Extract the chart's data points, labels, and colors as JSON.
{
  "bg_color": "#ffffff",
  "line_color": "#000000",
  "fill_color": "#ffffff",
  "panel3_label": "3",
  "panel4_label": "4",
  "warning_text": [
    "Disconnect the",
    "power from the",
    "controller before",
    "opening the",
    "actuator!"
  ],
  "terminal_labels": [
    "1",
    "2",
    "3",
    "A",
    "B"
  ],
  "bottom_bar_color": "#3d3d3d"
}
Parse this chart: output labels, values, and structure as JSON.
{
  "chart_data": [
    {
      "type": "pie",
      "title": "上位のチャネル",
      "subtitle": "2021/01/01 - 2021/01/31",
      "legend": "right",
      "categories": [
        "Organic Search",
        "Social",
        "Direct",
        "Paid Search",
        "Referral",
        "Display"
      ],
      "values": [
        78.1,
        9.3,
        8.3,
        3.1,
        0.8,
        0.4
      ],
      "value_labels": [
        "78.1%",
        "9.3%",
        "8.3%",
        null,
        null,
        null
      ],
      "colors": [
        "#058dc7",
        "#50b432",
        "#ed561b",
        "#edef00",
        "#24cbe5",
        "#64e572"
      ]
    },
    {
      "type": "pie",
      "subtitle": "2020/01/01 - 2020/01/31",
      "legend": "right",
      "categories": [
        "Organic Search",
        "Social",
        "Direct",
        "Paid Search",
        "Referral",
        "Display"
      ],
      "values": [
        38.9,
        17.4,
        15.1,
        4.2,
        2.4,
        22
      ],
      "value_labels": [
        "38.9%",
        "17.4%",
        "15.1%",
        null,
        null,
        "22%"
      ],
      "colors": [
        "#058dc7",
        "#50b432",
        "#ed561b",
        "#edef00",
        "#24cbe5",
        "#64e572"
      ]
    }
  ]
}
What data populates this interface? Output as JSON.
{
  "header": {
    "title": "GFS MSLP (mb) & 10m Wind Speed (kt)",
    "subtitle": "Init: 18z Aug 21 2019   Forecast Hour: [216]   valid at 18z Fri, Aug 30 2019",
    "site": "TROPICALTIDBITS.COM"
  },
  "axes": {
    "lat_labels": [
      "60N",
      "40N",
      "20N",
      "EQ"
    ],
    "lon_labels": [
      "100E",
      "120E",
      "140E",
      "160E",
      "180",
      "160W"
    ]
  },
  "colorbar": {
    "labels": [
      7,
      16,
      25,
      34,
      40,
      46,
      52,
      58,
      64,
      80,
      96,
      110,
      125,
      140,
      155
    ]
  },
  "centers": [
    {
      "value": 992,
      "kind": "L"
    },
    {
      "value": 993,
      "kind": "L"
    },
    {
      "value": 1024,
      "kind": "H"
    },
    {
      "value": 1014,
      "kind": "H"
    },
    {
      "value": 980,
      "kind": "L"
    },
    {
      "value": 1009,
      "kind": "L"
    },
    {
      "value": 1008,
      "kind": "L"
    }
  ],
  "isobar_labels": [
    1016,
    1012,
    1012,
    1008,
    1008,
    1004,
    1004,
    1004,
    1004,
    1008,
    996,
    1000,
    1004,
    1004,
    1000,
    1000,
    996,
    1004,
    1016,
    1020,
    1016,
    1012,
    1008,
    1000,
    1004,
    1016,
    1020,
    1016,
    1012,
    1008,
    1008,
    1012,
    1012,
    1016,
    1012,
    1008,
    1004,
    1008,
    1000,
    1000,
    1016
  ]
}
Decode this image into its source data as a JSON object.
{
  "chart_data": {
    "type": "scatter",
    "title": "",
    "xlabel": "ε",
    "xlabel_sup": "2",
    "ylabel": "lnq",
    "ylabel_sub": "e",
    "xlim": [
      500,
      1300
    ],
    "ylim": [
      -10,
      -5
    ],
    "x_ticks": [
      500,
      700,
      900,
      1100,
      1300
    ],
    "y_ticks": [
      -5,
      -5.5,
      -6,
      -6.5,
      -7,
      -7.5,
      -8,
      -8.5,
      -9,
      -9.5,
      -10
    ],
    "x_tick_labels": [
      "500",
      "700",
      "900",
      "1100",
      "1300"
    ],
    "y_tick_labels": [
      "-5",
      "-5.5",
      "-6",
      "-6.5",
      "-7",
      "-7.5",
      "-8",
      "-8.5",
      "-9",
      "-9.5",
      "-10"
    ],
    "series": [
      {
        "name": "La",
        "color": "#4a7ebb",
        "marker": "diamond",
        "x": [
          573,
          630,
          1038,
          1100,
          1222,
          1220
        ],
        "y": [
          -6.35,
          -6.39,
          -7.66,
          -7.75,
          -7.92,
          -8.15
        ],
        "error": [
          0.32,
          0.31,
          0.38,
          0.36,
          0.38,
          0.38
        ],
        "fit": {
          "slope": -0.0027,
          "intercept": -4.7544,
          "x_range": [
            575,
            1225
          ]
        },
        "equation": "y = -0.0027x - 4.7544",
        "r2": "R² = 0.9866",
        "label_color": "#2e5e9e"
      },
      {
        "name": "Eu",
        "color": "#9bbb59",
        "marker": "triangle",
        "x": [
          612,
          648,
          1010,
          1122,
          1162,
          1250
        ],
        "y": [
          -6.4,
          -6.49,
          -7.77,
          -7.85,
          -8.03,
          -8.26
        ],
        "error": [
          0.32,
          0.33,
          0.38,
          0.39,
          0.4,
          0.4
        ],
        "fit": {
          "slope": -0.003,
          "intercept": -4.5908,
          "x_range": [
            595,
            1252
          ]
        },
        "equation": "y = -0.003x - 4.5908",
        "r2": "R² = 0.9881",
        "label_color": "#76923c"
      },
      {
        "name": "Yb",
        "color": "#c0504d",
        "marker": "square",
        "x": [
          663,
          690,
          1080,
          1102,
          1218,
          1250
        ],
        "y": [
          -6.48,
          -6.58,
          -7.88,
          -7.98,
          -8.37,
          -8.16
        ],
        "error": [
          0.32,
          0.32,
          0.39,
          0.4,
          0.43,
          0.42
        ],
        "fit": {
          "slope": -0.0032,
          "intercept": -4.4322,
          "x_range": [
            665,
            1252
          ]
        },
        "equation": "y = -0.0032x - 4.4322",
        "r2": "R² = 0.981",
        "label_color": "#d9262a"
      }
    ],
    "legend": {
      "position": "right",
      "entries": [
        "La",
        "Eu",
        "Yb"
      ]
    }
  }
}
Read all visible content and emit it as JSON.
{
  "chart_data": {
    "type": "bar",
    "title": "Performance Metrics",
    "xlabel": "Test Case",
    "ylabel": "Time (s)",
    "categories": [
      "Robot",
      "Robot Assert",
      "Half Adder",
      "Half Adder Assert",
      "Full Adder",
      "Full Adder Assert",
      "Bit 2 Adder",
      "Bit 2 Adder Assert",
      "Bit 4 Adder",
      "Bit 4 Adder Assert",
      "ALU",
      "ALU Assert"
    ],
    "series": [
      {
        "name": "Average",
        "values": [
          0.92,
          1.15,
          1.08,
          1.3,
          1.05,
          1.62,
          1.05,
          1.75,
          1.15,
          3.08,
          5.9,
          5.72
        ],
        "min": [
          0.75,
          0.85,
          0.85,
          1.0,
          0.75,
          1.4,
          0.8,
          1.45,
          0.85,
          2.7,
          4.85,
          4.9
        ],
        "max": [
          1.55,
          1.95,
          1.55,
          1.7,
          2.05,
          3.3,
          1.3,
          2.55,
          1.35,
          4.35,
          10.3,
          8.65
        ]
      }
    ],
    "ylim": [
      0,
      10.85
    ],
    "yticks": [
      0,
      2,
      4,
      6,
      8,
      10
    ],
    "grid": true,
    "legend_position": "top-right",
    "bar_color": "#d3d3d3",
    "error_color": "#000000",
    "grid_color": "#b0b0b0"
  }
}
..........
• [Task instructions]
Output the data above exactly, please, line for line.

• [Written reply]
Extract the chart's data points, labels, and colors as JSON.
{
  "bg_color": "#ffffff",
  "line_color": "#000000",
  "fill_color": "#ffffff",
  "panel3_label": "3",
  "panel4_label": "4",
  "warning_text": [
    "Disconnect the",
    "power from the",
    "controller before",
    "opening the",
    "actuator!"
  ],
  "terminal_labels": [
    "1",
    "2",
    "3",
    "A",
    "B"
  ],
  "bottom_bar_color": "#3d3d3d"
}
Parse this chart: output labels, values, and structure as JSON.
{
  "chart_data": [
    {
      "type": "pie",
      "title": "上位のチャネル",
      "subtitle": "2021/01/01 - 2021/01/31",
      "legend": "right",
      "categories": [
        "Organic Search",
        "Social",
        "Direct",
        "Paid Search",
        "Referral",
        "Display"
      ],
      "values": [
        78.1,
        9.3,
        8.3,
        3.1,
        0.8,
        0.4
      ],
      "value_labels": [
        "78.1%",
        "9.3%",
        "8.3%",
        null,
        null,
        null
      ],
      "colors": [
        "#058dc7",
        "#50b432",
        "#ed561b",
        "#edef00",
        "#24cbe5",
        "#64e572"
      ]
    },
    {
      "type": "pie",
      "subtitle": "2020/01/01 - 2020/01/31",
      "legend": "right",
      "categories": [
        "Organic Search",
        "Social",
        "Direct",
        "Paid Search",
        "Referral",
        "Display"
      ],
      "values": [
        38.9,
        17.4,
        15.1,
        4.2,
        2.4,
        22
      ],
      "value_labels": [
        "38.9%",
        "17.4%",
        "15.1%",
        null,
        null,
        "22%"
      ],
      "colors": [
        "#058dc7",
        "#50b432",
        "#ed561b",
        "#edef00",
        "#24cbe5",
        "#64e572"
      ]
    }
  ]
}
What data populates this interface? Output as JSON.
{
  "header": {
    "title": "GFS MSLP (mb) & 10m Wind Speed (kt)",
    "subtitle": "Init: 18z Aug 21 2019   Forecast Hour: [216]   valid at 18z Fri, Aug 30 2019",
    "site": "TROPICALTIDBITS.COM"
  },
  "axes": {
    "lat_labels": [
      "60N",
      "40N",
      "20N",
      "EQ"
    ],
    "lon_labels": [
      "100E",
      "120E",
      "140E",
      "160E",
      "180",
      "160W"
    ]
  },
  "colorbar": {
    "labels": [
      7,
      16,
      25,
      34,
      40,
      46,
      52,
      58,
      64,
      80,
      96,
      110,
      125,
      140,
      155
    ]
  },
  "centers": [
    {
      "value": 992,
      "kind": "L"
    },
    {
      "value": 993,
      "kind": "L"
    },
    {
      "value": 1024,
      "kind": "H"
    },
    {
      "value": 1014,
      "kind": "H"
    },
    {
      "value": 980,
      "kind": "L"
    },
    {
      "value": 1009,
      "kind": "L"
    },
    {
      "value": 1008,
      "kind": "L"
    }
  ],
  "isobar_labels": [
    1016,
    1012,
    1012,
    1008,
    1008,
    1004,
    1004,
    1004,
    1004,
    1008,
    996,
    1000,
    1004,
    1004,
    1000,
    1000,
    996,
    1004,
    1016,
    1020,
    1016,
    1012,
    1008,
    1000,
    1004,
    1016,
    1020,
    1016,
    1012,
    1008,
    1008,
    1012,
    1012,
    1016,
    1012,
    1008,
    1004,
    1008,
    1000,
    1000,
    1016
  ]
}
Decode this image into its source data as a JSON object.
{
  "chart_data": {
    "type": "scatter",
    "title": "",
    "xlabel": "ε",
    "xlabel_sup": "2",
    "ylabel": "lnq",
    "ylabel_sub": "e",
    "xlim": [
      500,
      1300
    ],
    "ylim": [
      -10,
      -5
    ],
    "x_ticks": [
      500,
      700,
      900,
      1100,
      1300
    ],
    "y_ticks": [
      -5,
      -5.5,
      -6,
      -6.5,
      -7,
      -7.5,
      -8,
      -8.5,
      -9,
      -9.5,
      -10
    ],
    "x_tick_labels": [
      "500",
      "700",
      "900",
      "1100",
      "1300"
    ],
    "y_tick_labels": [
      "-5",
      "-5.5",
      "-6",
      "-6.5",
      "-7",
      "-7.5",
      "-8",
      "-8.5",
      "-9",
      "-9.5",
      "-10"
    ],
    "series": [
      {
        "name": "La",
        "color": "#4a7ebb",
        "marker": "diamond",
        "x": [
          573,
          630,
          1038,
          1100,
          1222,
          1220
        ],
        "y": [
          -6.35,
          -6.39,
          -7.66,
          -7.75,
          -7.92,
          -8.15
        ],
        "error": [
          0.32,
          0.31,
          0.38,
          0.36,
          0.38,
          0.38
        ],
        "fit": {
          "slope": -0.0027,
          "intercept": -4.7544,
          "x_range": [
            575,
            1225
          ]
        },
        "equation": "y = -0.0027x - 4.7544",
        "r2": "R² = 0.9866",
        "label_color": "#2e5e9e"
      },
      {
        "name": "Eu",
        "color": "#9bbb59",
        "marker": "triangle",
        "x": [
          612,
          648,
          1010,
          1122,
          1162,
          1250
        ],
        "y": [
          -6.4,
          -6.49,
          -7.77,
          -7.85,
          -8.03,
          -8.26
        ],
        "error": [
          0.32,
          0.33,
          0.38,
          0.39,
          0.4,
          0.4
        ],
        "fit": {
          "slope": -0.003,
          "intercept": -4.5908,
          "x_range": [
            595,
            1252
          ]
        },
        "equation": "y = -0.003x - 4.5908",
        "r2": "R² = 0.9881",
        "label_color": "#76923c"
      },
      {
        "name": "Yb",
        "color": "#c0504d",
        "marker": "square",
        "x": [
          663,
          690,
          1080,
          1102,
          1218,
          1250
        ],
        "y": [
          -6.48,
          -6.58,
          -7.88,
          -7.98,
          -8.37,
          -8.16
        ],
        "error": [
          0.32,
          0.32,
          0.39,
          0.4,
          0.43,
          0.42
        ],
        "fit": {
          "slope": -0.0032,
          "intercept": -4.4322,
          "x_range": [
            665,
            1252
          ]
        },
        "equation": "y = -0.0032x - 4.4322",
        "r2": "R² = 0.981",
        "label_color": "#d9262a"
      }
    ],
    "legend": {
      "position": "right",
      "entries": [
        "La",
        "Eu",
        "Yb"
      ]
    }
  }
}
Read all visible content and emit it as JSON.
{
  "chart_data": {
    "type": "bar",
    "title": "Performance Metrics",
    "xlabel": "Test Case",
    "ylabel": "Time (s)",
    "categories": [
      "Robot",
      "Robot Assert",
      "Half Adder",
      "Half Adder Assert",
      "Full Adder",
      "Full Adder Assert",
      "Bit 2 Adder",
      "Bit 2 Adder Assert",
      "Bit 4 Adder",
      "Bit 4 Adder Assert",
      "ALU",
      "ALU Assert"
    ],
    "series": [
      {
        "name": "Average",
        "values": [
          0.92,
          1.15,
          1.08,
          1.3,
          1.05,
          1.62,
          1.05,
          1.75,
          1.15,
          3.08,
          5.9,
          5.72
        ],
        "min": [
          0.75,
          0.85,
          0.85,
          1.0,
          0.75,
          1.4,
          0.8,
          1.45,
          0.85,
          2.7,
          4.85,
          4.9
        ],
        "max": [
          1.55,
          1.95,
          1.55,
          1.7,
          2.05,
          3.3,
          1.3,
          2.55,
          1.35,
          4.35,
          10.3,
          8.65
        ]
      }
    ],
    "ylim": [
      0,
      10.85
    ],
    "yticks": [
      0,
      2,
      4,
      6,
      8,
      10
    ],
    "grid": true,
    "legend_position": "top-right",
    "bar_color": "#d3d3d3",
    "error_color": "#000000",
    "grid_color": "#b0b0b0"
  }
}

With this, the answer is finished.